======== TEXTE FOURNI

Le point de presse a été éprouvant. Le vaste hall de l'hôtel de ville était plein à craquer. Des élus, des journalistes, des fonctionnaires se marchaient sur les pieds.

Le maire, Michael Applebaum, a prononcé un discours éclair, debout sur un podium installé au pied des escaliers. Impossible de voir quoi que ce soit, à moins de donner des coups de coude vigoureux à des costauds armés de leur caméra. Je n'ai aperçu que le bout de la tête de M. Applebaum et je n'ai attrapé que quelques bribes de son discours déformé par l'écho.

À la fin de son allocution, où il a juré qu'il était innocent, M. Applebaum a tourné les talons et grimpé les escaliers. Triste fin. Et pauvre Montréal, qui se retrouve, encore une fois, sans maire.

Les 62 élus du conseil municipal doivent élire un nouveau maire. La bataille s'annonce rude, chaque parti a un candidat dans sa manche.

Richard Bergeron de Projet Montréal, Louise Harel de Vision et Anie Samson, qui représente Denis Coderre, tiennent à leur candidat comme à la prunelle de leurs yeux. Non seulement ils y tiennent, mais ils rejettent viscéralement le choix des autres. C'est le degré zéro du compromis.

Celui qui va obtenir le plus de votes deviendra le futur maire de Montréal, une ville poquée, maganée, ridiculisée depuis que la nouvelle de la démission de Michael Applebaum a fait le tour du monde. Un gros bleu sur l'ego. Richard Bergeron est le plus intransigeant. Hier, son ton était dur, coupant. Hors de Projet Montréal, point de salut. Son parti a le monopole de la pureté. «Chez nous, a-t-il dit avec morgue, l'honnêteté est sans faille.»

================
======== DONNÉES ENREGISTRÉES

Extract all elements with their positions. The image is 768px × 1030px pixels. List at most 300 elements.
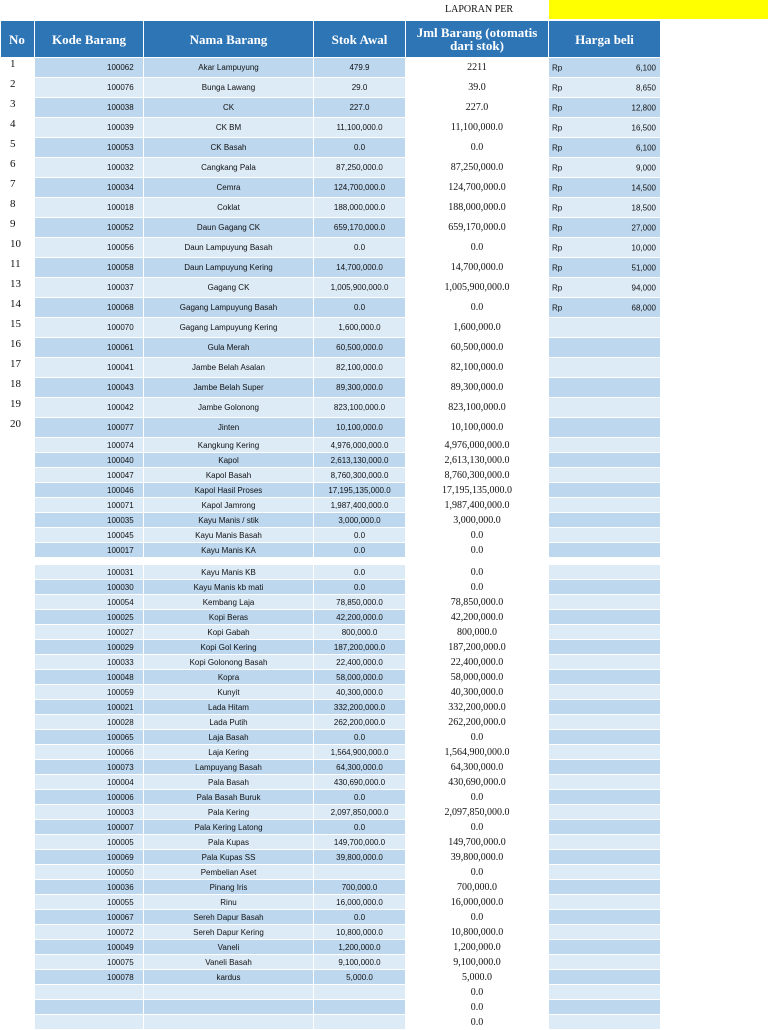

================

- TRAVAIL DEMANDÉ -
a: D'après le texte fourni, combien d'élus du conseil municipal doivent choisir le nouveau maire de Montréal ?
b: Poursuivez le texte fourni en reprenant juste après sa dernière phrase.

- RÉPONSES -
a: Les 62 élus du conseil municipal.

b:
Il faut éviter le retour d'Union Montréal, le parti de Gérald Tremblay, a-t-il ajouté. «Union Montréal n'est pas encore mort, il faut le tuer une bonne fois pour toutes!» Tuer, le mot est fort. J'ai sursauté quand j'ai entendu Bergeron cracher avec une telle hargne sur Union Montréal.

Bergeron appuie la candidature de François Croteau, maire de l'arrondissement de Rosemont-La Petite-Patrie, un politicien intègre qui a adopté une politique verte audacieuse, mais qui est marqué au fer rouge de la partisanerie à cause des gros sabots de son chef.

Louise Harel pousse la candidature du président du comité exécutif, Laurent Blanchard, un ancien de Vision Montréal. Il siège comme indépendant depuis qu'il a été nommé président du comité exécutif. Blanchard, homme discret, a étonné tout le monde en se montrant ferme et efficace.

Sauf que Blanchard porterait les deux casquettes, celles de maire et de président du comité exécutif. L'administration Blanchard-Blanchard, quoi. Une concentration malsaine de pouvoir entre les mains d'un seul homme. Le jupon partisan de Mme Harel dépasse.

Anie Samson, elle, voudrait qu'Helen Fotopulos ou Harout Chitilian, président du conseil municipal, devienne maire. Deux ex-membres d'Union Montréal.

Helen Fotopulos. Sérieux? Elle a dirigé l'arrondissement du Plateau pendant sept ans. Lorsqu'elle est partie, elle l'a laissé dans un état pitoyable. Le Plateau accusait un déficit d'environ 4 millions. Toute une gestionnaire.

Mme Fotopulos a aussi accepté des billets de la firme d'ingénieurs CIMA" pour assister à une partie de hockey au Centre Bell. CIMA" avait pourtant obtenu des contrats de plusieurs millions de la Ville, dont celui de la surveillance des travaux sur le boulevard Saint-Laurent, qui traverse l'arrondissement de Mme Fotopulos. C'est ça, le choix de Denis Coderre?

Les candidatures des ex-membres d'Union Montréal devraient être rejetées. Leur crédibilité est nulle. Ils ont été au pouvoir pendant des années et ils n'ont jamais rien vu, rien dénoncé. Montréal n'a pas besoin d'aveugle, une évidence que Denis Coderre ne comprend pas.

Une question demeure: est-ce que la ville fonctionne malgré tout?

Permettez-moi de vous parler de ma ruelle, située dans le Plateau. Des déchets y traînent depuis la mi-avril. J'ai appelé l'arrondissement huit fois. Ma requête a même porté deux numéros différents. Elle a d'abord été classée sous l'étiquette «nettoyage du domaine public», puis elle a migré dans la section «dépôt illégal». Rien à faire.

De guerre lasse, mon chum s'est rendu à l'arrondissement. On lui a promis un ménage en règle.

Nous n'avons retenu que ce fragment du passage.